The task: Pictures do not belong in the copy; restate the records below word for word.
>> Start Available records
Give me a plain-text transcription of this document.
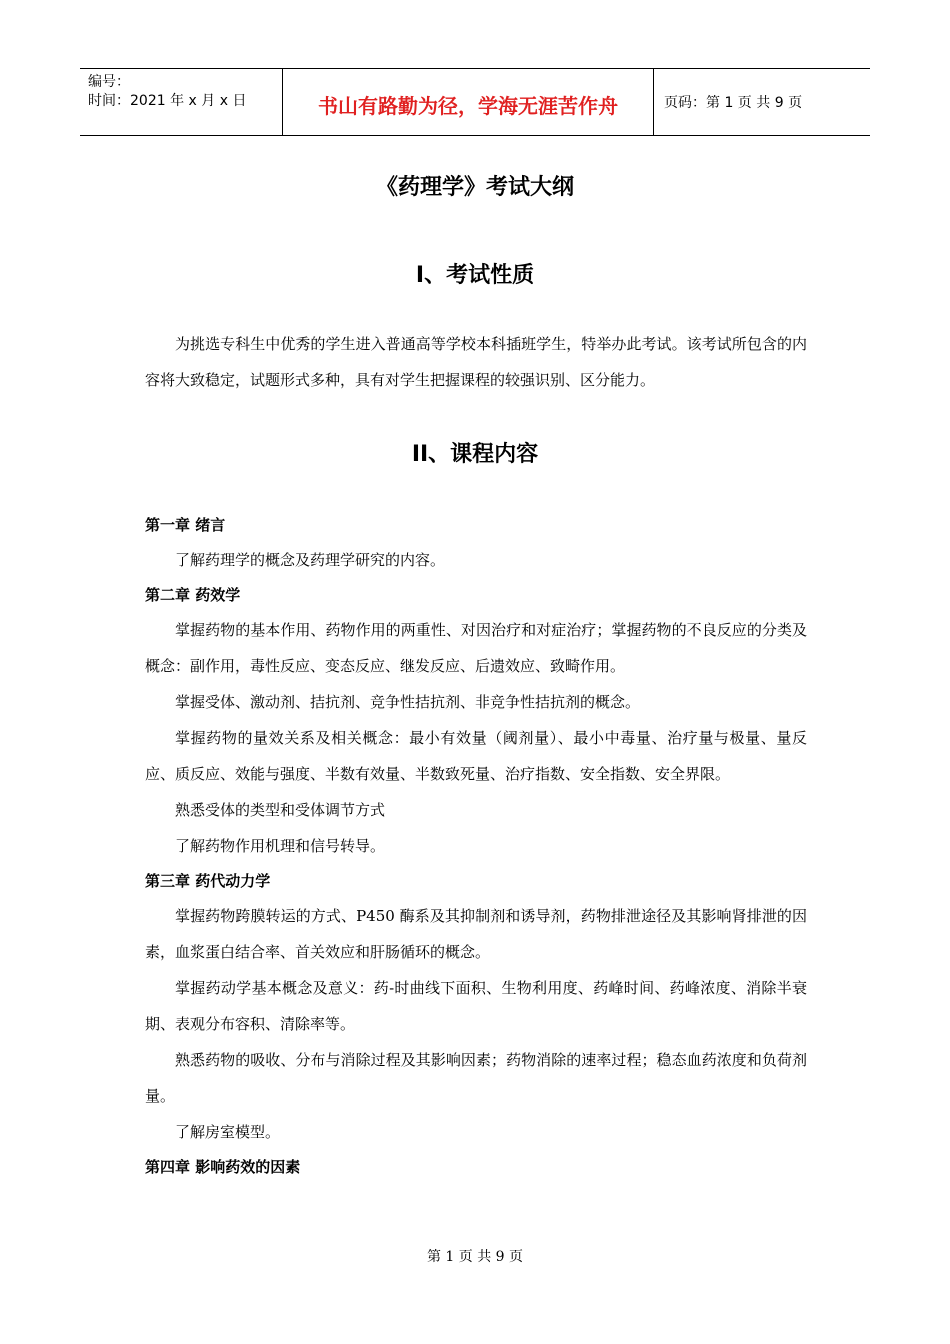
编号：
时间：2021 年 x 月 x 日	书山有路勤为径，学海无涯苦作舟	页码：第 1 页 共 9 页
《药理学》考试大纲
I、考试性质

为挑选专科生中优秀的学生进入普通高等学校本科插班学生，特举办此考试。该考试所包含的内容将大致稳定，试题形式多种，具有对学生把握课程的较强识别、区分能力。

II、课程内容
第一章 绪言

了解药理学的概念及药理学研究的内容。

第二章 药效学

掌握药物的基本作用、药物作用的两重性、对因治疗和对症治疗；掌握药物的不良反应的分类及概念：副作用，毒性反应、变态反应、继发反应、后遗效应、致畸作用。

掌握受体、激动剂、拮抗剂、竞争性拮抗剂、非竞争性拮抗剂的概念。

掌握药物的量效关系及相关概念：最小有效量（阈剂量）、最小中毒量、治疗量与极量、量反应、质反应、效能与强度、半数有效量、半数致死量、治疗指数、安全指数、安全界限。

熟悉受体的类型和受体调节方式

了解药物作用机理和信号转导。

第三章 药代动力学

掌握药物跨膜转运的方式、P450 酶系及其抑制剂和诱导剂，药物排泄途径及其影响肾排泄的因素，血浆蛋白结合率、首关效应和肝肠循环的概念。

掌握药动学基本概念及意义：药-时曲线下面积、生物利用度、药峰时间、药峰浓度、消除半衰期、表观分布容积、清除率等。

熟悉药物的吸收、分布与消除过程及其影响因素；药物消除的速率过程；稳态血药浓度和负荷剂量。

了解房室模型。

第四章 影响药效的因素
第 1 页 共 9 页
>> End Available records
Finished answer:
Give me a plain-text transcription of this document.
编号：
时间：2021 年 x 月 x 日	书山有路勤为径，学海无涯苦作舟	页码：第 1 页 共 9 页
《药理学》考试大纲
I、考试性质

为挑选专科生中优秀的学生进入普通高等学校本科插班学生，特举办此考试。该考试所包含的内容将大致稳定，试题形式多种，具有对学生把握课程的较强识别、区分能力。

II、课程内容
第一章 绪言

了解药理学的概念及药理学研究的内容。

第二章 药效学

掌握药物的基本作用、药物作用的两重性、对因治疗和对症治疗；掌握药物的不良反应的分类及概念：副作用，毒性反应、变态反应、继发反应、后遗效应、致畸作用。

掌握受体、激动剂、拮抗剂、竞争性拮抗剂、非竞争性拮抗剂的概念。

掌握药物的量效关系及相关概念：最小有效量（阈剂量）、最小中毒量、治疗量与极量、量反应、质反应、效能与强度、半数有效量、半数致死量、治疗指数、安全指数、安全界限。

熟悉受体的类型和受体调节方式

了解药物作用机理和信号转导。

第三章 药代动力学

掌握药物跨膜转运的方式、P450 酶系及其抑制剂和诱导剂，药物排泄途径及其影响肾排泄的因素，血浆蛋白结合率、首关效应和肝肠循环的概念。

掌握药动学基本概念及意义：药-时曲线下面积、生物利用度、药峰时间、药峰浓度、消除半衰期、表观分布容积、清除率等。

熟悉药物的吸收、分布与消除过程及其影响因素；药物消除的速率过程；稳态血药浓度和负荷剂量。

了解房室模型。

第四章 影响药效的因素
第 1 页 共 9 页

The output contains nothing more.